Description of the task: Print the records again, character for character.

Data lines:
— Begin —

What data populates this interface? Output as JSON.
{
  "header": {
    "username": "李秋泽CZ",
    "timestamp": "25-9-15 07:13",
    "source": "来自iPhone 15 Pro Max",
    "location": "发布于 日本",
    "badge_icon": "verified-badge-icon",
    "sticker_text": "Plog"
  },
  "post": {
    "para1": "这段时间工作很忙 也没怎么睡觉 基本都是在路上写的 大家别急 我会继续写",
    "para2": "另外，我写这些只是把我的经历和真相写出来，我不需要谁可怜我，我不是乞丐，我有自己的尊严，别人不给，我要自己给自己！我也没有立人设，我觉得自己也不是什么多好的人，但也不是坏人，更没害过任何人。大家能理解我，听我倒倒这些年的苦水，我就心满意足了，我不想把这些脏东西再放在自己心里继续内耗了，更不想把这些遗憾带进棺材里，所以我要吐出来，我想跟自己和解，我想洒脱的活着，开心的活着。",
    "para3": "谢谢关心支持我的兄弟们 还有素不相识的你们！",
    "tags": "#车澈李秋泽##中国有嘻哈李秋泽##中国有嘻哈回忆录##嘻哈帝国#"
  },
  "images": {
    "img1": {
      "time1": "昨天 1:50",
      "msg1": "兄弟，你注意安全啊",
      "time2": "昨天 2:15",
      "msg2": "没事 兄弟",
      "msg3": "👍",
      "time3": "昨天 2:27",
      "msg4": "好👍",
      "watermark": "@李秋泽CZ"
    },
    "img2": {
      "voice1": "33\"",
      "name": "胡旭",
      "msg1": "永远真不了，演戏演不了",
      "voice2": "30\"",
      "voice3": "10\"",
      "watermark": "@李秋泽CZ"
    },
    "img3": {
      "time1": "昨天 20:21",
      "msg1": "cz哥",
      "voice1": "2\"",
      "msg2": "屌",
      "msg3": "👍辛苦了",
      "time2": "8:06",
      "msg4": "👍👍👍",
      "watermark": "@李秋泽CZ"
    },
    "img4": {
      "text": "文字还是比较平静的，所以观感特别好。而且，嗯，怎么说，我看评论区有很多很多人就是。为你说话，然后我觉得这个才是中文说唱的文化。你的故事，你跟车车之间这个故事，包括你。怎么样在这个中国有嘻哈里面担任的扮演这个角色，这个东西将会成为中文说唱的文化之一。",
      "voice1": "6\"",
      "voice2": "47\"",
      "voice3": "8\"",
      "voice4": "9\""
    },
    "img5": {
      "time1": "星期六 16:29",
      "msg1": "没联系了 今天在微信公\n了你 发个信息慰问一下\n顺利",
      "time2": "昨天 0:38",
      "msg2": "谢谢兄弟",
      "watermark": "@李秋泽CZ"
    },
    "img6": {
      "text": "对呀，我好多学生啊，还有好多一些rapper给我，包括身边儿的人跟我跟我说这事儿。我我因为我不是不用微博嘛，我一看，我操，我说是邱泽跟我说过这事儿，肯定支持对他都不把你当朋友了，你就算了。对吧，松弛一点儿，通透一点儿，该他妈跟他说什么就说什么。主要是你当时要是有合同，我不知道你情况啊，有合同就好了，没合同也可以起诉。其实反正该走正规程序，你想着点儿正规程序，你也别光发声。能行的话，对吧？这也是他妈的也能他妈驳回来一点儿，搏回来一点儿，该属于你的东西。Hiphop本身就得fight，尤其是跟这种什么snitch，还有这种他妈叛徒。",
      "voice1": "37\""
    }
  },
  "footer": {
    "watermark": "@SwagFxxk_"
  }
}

— End —

Reply to the task:
What data populates this interface? Output as JSON.
{
  "header": {
    "username": "李秋泽CZ",
    "timestamp": "25-9-15 07:13",
    "source": "来自iPhone 15 Pro Max",
    "location": "发布于 日本",
    "badge_icon": "verified-badge-icon",
    "sticker_text": "Plog"
  },
  "post": {
    "para1": "这段时间工作很忙 也没怎么睡觉 基本都是在路上写的 大家别急 我会继续写",
    "para2": "另外，我写这些只是把我的经历和真相写出来，我不需要谁可怜我，我不是乞丐，我有自己的尊严，别人不给，我要自己给自己！我也没有立人设，我觉得自己也不是什么多好的人，但也不是坏人，更没害过任何人。大家能理解我，听我倒倒这些年的苦水，我就心满意足了，我不想把这些脏东西再放在自己心里继续内耗了，更不想把这些遗憾带进棺材里，所以我要吐出来，我想跟自己和解，我想洒脱的活着，开心的活着。",
    "para3": "谢谢关心支持我的兄弟们 还有素不相识的你们！",
    "tags": "#车澈李秋泽##中国有嘻哈李秋泽##中国有嘻哈回忆录##嘻哈帝国#"
  },
  "images": {
    "img1": {
      "time1": "昨天 1:50",
      "msg1": "兄弟，你注意安全啊",
      "time2": "昨天 2:15",
      "msg2": "没事 兄弟",
      "msg3": "👍",
      "time3": "昨天 2:27",
      "msg4": "好👍",
      "watermark": "@李秋泽CZ"
    },
    "img2": {
      "voice1": "33\"",
      "name": "胡旭",
      "msg1": "永远真不了，演戏演不了",
      "voice2": "30\"",
      "voice3": "10\"",
      "watermark": "@李秋泽CZ"
    },
    "img3": {
      "time1": "昨天 20:21",
      "msg1": "cz哥",
      "voice1": "2\"",
      "msg2": "屌",
      "msg3": "👍辛苦了",
      "time2": "8:06",
      "msg4": "👍👍👍",
      "watermark": "@李秋泽CZ"
    },
    "img4": {
      "text": "文字还是比较平静的，所以观感特别好。而且，嗯，怎么说，我看评论区有很多很多人就是。为你说话，然后我觉得这个才是中文说唱的文化。你的故事，你跟车车之间这个故事，包括你。怎么样在这个中国有嘻哈里面担任的扮演这个角色，这个东西将会成为中文说唱的文化之一。",
      "voice1": "6\"",
      "voice2": "47\"",
      "voice3": "8\"",
      "voice4": "9\""
    },
    "img5": {
      "time1": "星期六 16:29",
      "msg1": "没联系了 今天在微信公\n了你 发个信息慰问一下\n顺利",
      "time2": "昨天 0:38",
      "msg2": "谢谢兄弟",
      "watermark": "@李秋泽CZ"
    },
    "img6": {
      "text": "对呀，我好多学生啊，还有好多一些rapper给我，包括身边儿的人跟我跟我说这事儿。我我因为我不是不用微博嘛，我一看，我操，我说是邱泽跟我说过这事儿，肯定支持对他都不把你当朋友了，你就算了。对吧，松弛一点儿，通透一点儿，该他妈跟他说什么就说什么。主要是你当时要是有合同，我不知道你情况啊，有合同就好了，没合同也可以起诉。其实反正该走正规程序，你想着点儿正规程序，你也别光发声。能行的话，对吧？这也是他妈的也能他妈驳回来一点儿，搏回来一点儿，该属于你的东西。Hiphop本身就得fight，尤其是跟这种什么snitch，还有这种他妈叛徒。",
      "voice1": "37\""
    }
  },
  "footer": {
    "watermark": "@SwagFxxk_"
  }
}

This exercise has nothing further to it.